GIVEN TASK: Pictures don't belong in the copy; print all the records exactly.

* Start RAW DATA *

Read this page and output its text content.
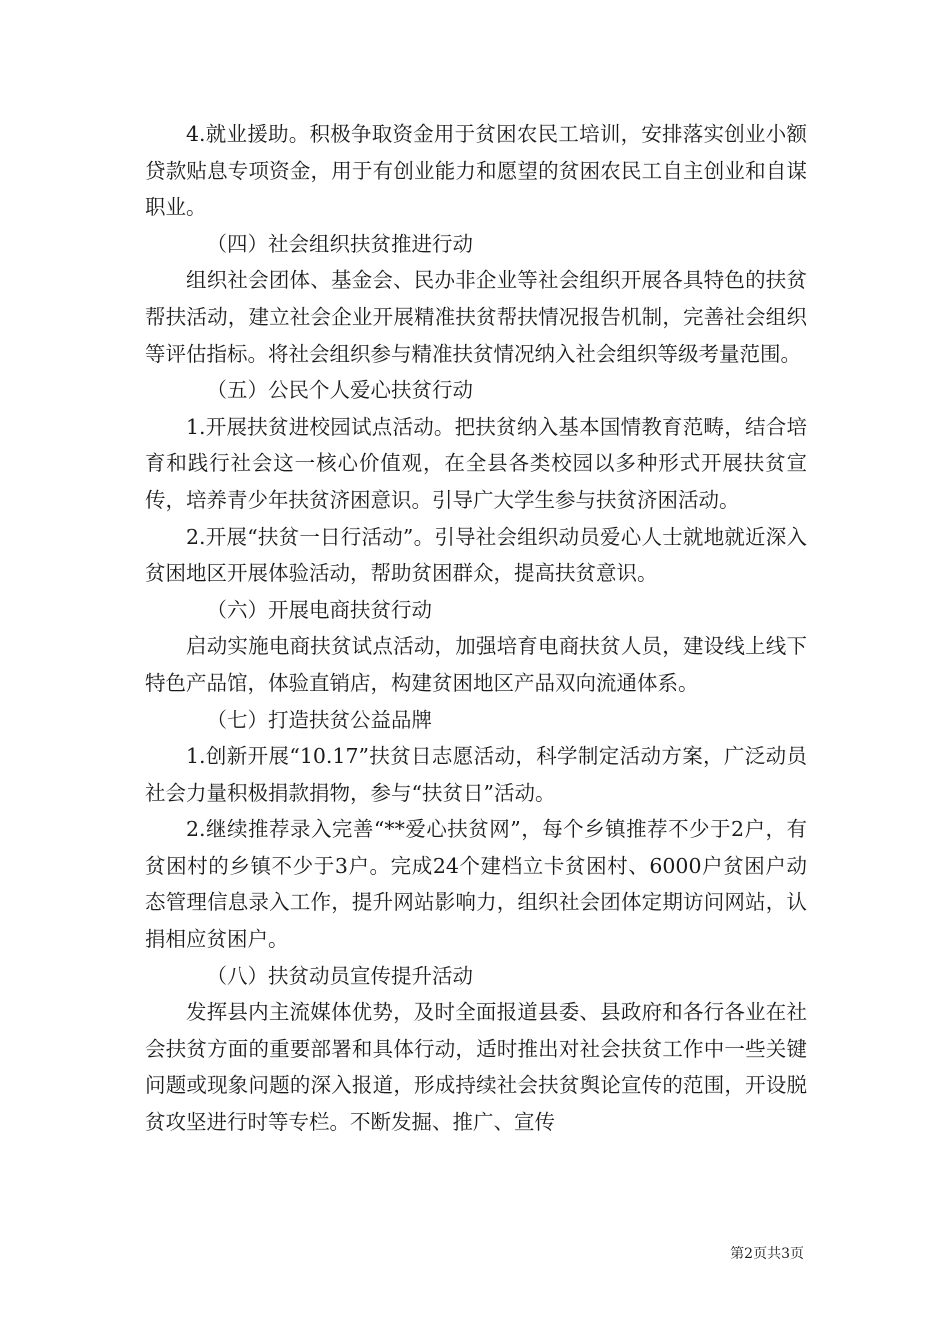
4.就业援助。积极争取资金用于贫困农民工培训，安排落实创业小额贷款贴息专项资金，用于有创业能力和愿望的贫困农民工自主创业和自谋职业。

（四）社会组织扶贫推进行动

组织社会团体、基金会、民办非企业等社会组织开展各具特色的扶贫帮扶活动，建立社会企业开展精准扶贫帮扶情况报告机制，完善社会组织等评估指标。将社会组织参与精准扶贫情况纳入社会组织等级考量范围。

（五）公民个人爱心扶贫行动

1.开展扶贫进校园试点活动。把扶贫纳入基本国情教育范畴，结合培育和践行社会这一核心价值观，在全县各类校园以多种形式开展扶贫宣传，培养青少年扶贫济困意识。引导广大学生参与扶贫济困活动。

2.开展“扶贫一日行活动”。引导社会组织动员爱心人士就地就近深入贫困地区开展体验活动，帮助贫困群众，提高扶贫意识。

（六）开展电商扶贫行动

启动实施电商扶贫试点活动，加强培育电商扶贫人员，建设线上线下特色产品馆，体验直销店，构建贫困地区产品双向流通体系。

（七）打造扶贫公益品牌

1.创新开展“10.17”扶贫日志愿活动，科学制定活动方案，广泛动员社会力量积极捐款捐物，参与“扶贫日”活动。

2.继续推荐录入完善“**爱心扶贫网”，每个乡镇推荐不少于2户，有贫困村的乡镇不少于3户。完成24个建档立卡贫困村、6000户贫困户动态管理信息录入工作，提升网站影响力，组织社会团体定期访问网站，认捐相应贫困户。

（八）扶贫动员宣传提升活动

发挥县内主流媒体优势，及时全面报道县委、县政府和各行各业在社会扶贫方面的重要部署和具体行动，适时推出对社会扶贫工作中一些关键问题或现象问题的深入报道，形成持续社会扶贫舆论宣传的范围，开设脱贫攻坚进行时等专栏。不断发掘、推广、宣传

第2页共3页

* End RAW DATA *

RESULT BELOW:
Read this page and output its text content.
4.就业援助。积极争取资金用于贫困农民工培训，安排落实创业小额贷款贴息专项资金，用于有创业能力和愿望的贫困农民工自主创业和自谋职业。

（四）社会组织扶贫推进行动

组织社会团体、基金会、民办非企业等社会组织开展各具特色的扶贫帮扶活动，建立社会企业开展精准扶贫帮扶情况报告机制，完善社会组织等评估指标。将社会组织参与精准扶贫情况纳入社会组织等级考量范围。

（五）公民个人爱心扶贫行动

1.开展扶贫进校园试点活动。把扶贫纳入基本国情教育范畴，结合培育和践行社会这一核心价值观，在全县各类校园以多种形式开展扶贫宣传，培养青少年扶贫济困意识。引导广大学生参与扶贫济困活动。

2.开展“扶贫一日行活动”。引导社会组织动员爱心人士就地就近深入贫困地区开展体验活动，帮助贫困群众，提高扶贫意识。

（六）开展电商扶贫行动

启动实施电商扶贫试点活动，加强培育电商扶贫人员，建设线上线下特色产品馆，体验直销店，构建贫困地区产品双向流通体系。

（七）打造扶贫公益品牌

1.创新开展“10.17”扶贫日志愿活动，科学制定活动方案，广泛动员社会力量积极捐款捐物，参与“扶贫日”活动。

2.继续推荐录入完善“**爱心扶贫网”，每个乡镇推荐不少于2户，有贫困村的乡镇不少于3户。完成24个建档立卡贫困村、6000户贫困户动态管理信息录入工作，提升网站影响力，组织社会团体定期访问网站，认捐相应贫困户。

（八）扶贫动员宣传提升活动

发挥县内主流媒体优势，及时全面报道县委、县政府和各行各业在社会扶贫方面的重要部署和具体行动，适时推出对社会扶贫工作中一些关键问题或现象问题的深入报道，形成持续社会扶贫舆论宣传的范围，开设脱贫攻坚进行时等专栏。不断发掘、推广、宣传

第2页共3页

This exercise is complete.